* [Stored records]
=======
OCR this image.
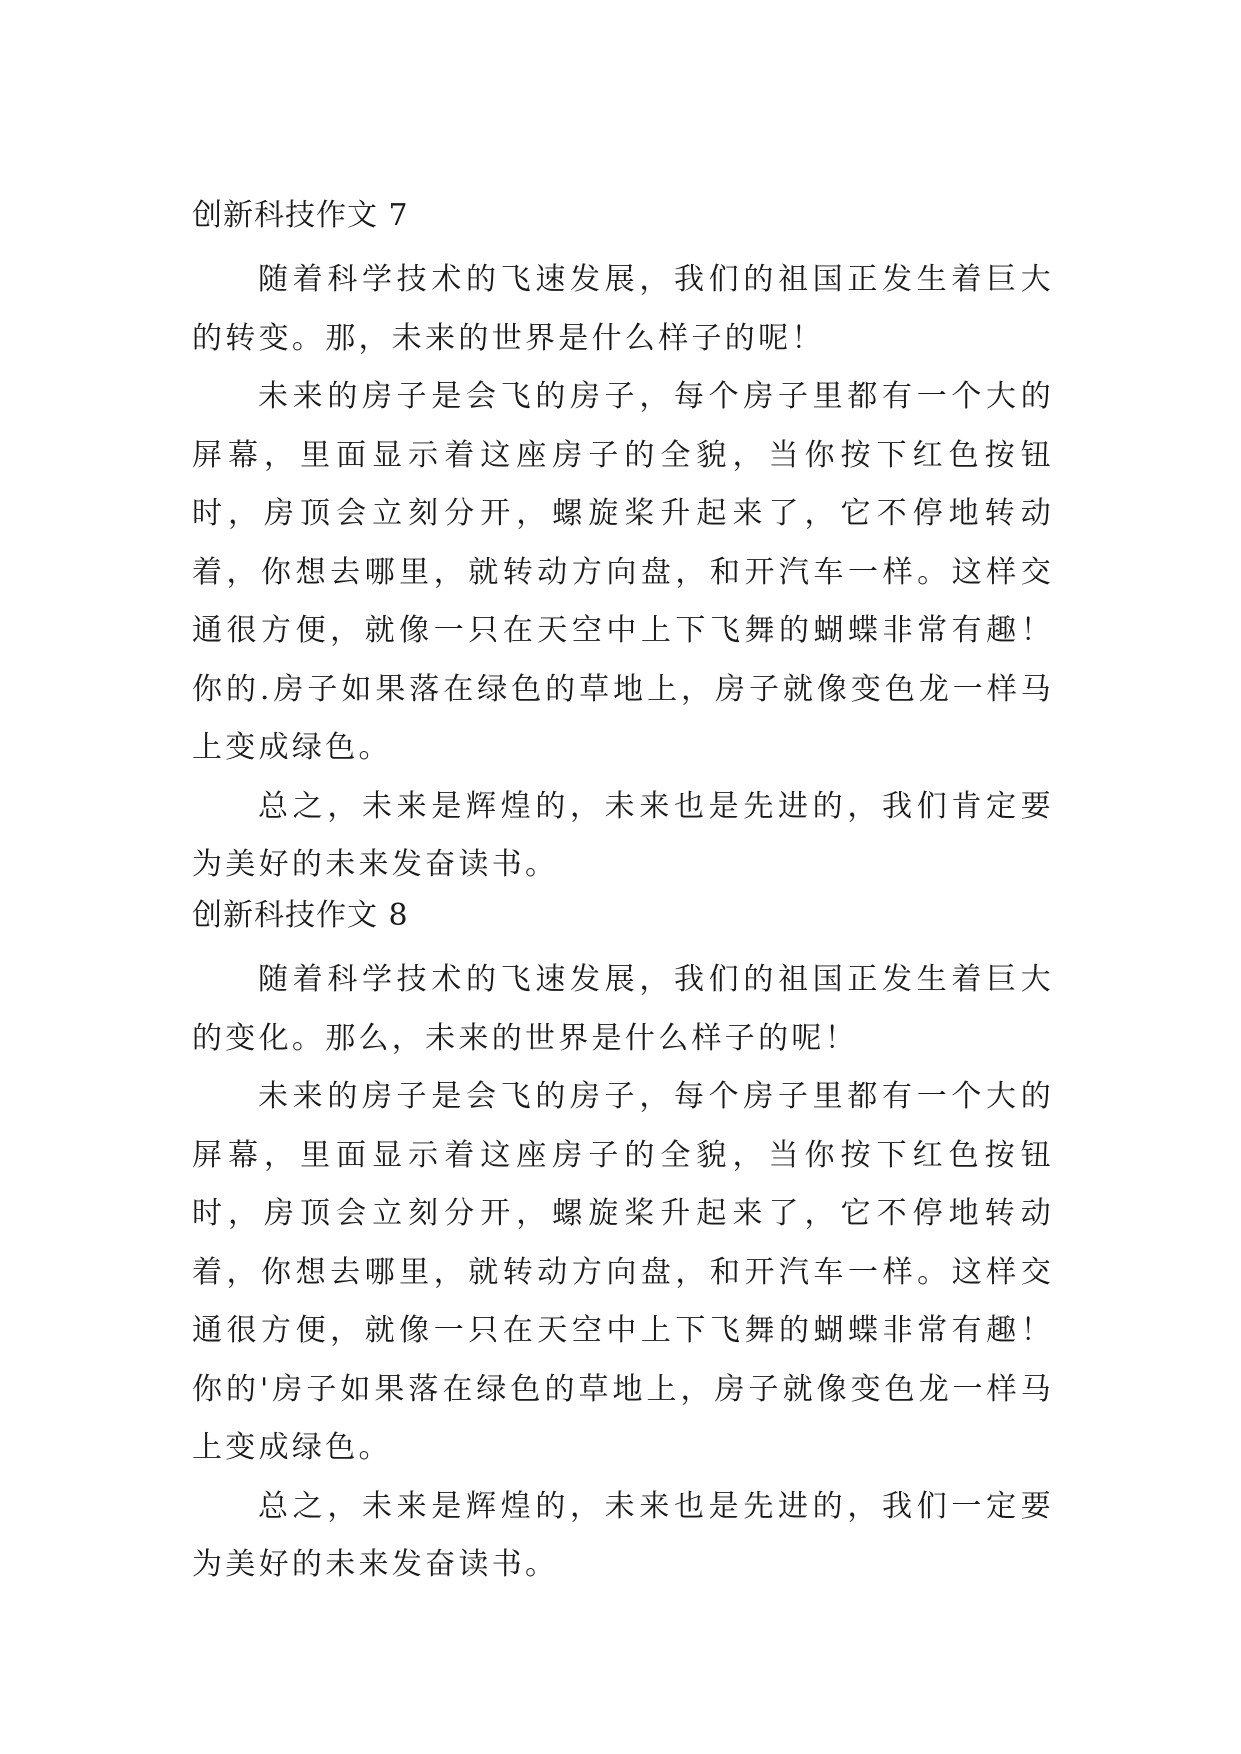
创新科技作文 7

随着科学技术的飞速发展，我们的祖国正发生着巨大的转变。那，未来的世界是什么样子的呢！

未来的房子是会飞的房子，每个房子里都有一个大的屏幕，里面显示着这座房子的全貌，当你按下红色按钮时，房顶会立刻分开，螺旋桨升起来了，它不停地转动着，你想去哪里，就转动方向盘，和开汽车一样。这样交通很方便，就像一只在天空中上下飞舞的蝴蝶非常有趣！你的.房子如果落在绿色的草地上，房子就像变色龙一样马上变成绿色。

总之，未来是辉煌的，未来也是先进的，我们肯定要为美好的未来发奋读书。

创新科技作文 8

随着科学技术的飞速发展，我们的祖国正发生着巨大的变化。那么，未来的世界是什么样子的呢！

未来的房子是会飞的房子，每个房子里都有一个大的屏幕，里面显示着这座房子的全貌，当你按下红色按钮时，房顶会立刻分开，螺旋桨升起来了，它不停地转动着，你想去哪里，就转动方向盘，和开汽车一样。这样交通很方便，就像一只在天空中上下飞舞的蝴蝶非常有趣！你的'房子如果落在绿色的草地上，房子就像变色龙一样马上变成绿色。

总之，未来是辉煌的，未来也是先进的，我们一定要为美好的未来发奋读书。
=======
* [Stated problem]
Copy every line of the records above that contains "随着科学技术的飞速发展".

* [Full solution]
随着科学技术的飞速发展，我们的祖国正发生着巨大的转变。那，未来的世界是什么样子的呢！
随着科学技术的飞速发展，我们的祖国正发生着巨大的变化。那么，未来的世界是什么样子的呢！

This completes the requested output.